> Goal of the exercise
List every line in the material below that contains the string "legend", matching case exactly.

> Input data
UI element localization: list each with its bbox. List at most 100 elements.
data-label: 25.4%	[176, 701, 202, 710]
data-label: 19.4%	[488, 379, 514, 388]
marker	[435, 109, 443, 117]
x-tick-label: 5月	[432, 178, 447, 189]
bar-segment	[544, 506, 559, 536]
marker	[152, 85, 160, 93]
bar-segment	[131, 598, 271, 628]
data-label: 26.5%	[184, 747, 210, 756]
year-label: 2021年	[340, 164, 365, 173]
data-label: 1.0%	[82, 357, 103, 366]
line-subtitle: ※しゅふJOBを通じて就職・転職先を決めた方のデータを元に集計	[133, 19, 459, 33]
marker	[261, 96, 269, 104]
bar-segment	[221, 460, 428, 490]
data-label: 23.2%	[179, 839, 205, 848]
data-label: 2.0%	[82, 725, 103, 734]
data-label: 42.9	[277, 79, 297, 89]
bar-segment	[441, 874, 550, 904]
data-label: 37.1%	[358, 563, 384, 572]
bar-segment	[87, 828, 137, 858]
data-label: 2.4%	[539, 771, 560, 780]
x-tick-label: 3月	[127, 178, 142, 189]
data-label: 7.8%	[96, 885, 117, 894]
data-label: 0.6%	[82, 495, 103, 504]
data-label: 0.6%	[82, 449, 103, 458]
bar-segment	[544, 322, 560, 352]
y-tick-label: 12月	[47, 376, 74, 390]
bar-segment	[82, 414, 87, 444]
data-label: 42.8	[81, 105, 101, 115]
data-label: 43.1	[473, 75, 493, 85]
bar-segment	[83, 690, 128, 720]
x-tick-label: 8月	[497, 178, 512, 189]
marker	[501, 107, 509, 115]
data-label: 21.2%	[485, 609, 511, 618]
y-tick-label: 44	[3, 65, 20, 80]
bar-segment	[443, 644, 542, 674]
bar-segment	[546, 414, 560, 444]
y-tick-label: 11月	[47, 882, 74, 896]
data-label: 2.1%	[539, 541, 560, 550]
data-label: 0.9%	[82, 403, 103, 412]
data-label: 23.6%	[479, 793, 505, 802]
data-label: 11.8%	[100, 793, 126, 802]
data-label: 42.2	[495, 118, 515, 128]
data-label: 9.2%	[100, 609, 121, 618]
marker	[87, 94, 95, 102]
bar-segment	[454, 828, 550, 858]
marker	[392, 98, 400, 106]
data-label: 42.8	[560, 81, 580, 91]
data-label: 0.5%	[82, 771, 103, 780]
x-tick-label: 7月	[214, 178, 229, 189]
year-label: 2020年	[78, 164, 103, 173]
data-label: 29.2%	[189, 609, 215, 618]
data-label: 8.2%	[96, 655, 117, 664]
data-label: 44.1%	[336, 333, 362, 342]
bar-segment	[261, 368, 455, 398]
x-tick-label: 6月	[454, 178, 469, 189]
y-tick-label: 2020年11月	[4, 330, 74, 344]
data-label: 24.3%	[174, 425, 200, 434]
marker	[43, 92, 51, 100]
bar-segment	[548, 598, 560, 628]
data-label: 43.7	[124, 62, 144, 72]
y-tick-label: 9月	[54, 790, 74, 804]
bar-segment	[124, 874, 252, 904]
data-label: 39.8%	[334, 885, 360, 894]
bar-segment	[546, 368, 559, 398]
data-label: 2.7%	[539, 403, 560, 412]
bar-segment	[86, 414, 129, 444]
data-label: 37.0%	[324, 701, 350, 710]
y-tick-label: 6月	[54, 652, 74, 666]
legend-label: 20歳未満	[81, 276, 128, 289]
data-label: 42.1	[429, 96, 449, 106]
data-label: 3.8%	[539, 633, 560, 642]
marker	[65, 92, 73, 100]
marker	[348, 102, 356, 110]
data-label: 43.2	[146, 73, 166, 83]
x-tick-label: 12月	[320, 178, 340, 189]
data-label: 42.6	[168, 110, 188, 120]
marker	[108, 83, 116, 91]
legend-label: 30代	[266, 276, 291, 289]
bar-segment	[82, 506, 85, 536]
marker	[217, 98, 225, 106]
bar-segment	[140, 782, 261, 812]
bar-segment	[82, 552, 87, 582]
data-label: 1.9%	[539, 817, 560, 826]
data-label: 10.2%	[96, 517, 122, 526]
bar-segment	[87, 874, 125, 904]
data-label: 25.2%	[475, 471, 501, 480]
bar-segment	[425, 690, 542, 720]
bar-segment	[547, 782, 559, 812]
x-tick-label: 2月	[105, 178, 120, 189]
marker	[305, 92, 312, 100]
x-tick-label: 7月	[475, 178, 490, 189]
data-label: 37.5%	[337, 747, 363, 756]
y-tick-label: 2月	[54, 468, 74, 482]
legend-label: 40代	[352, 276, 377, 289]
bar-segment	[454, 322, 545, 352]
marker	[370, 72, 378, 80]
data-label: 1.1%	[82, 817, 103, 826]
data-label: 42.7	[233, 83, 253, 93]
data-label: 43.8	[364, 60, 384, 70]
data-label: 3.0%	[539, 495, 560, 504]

> Complete output
legend-label: 20歳未満	[81, 276, 128, 289]
legend-label: 30代	[266, 276, 291, 289]
legend-label: 40代	[352, 276, 377, 289]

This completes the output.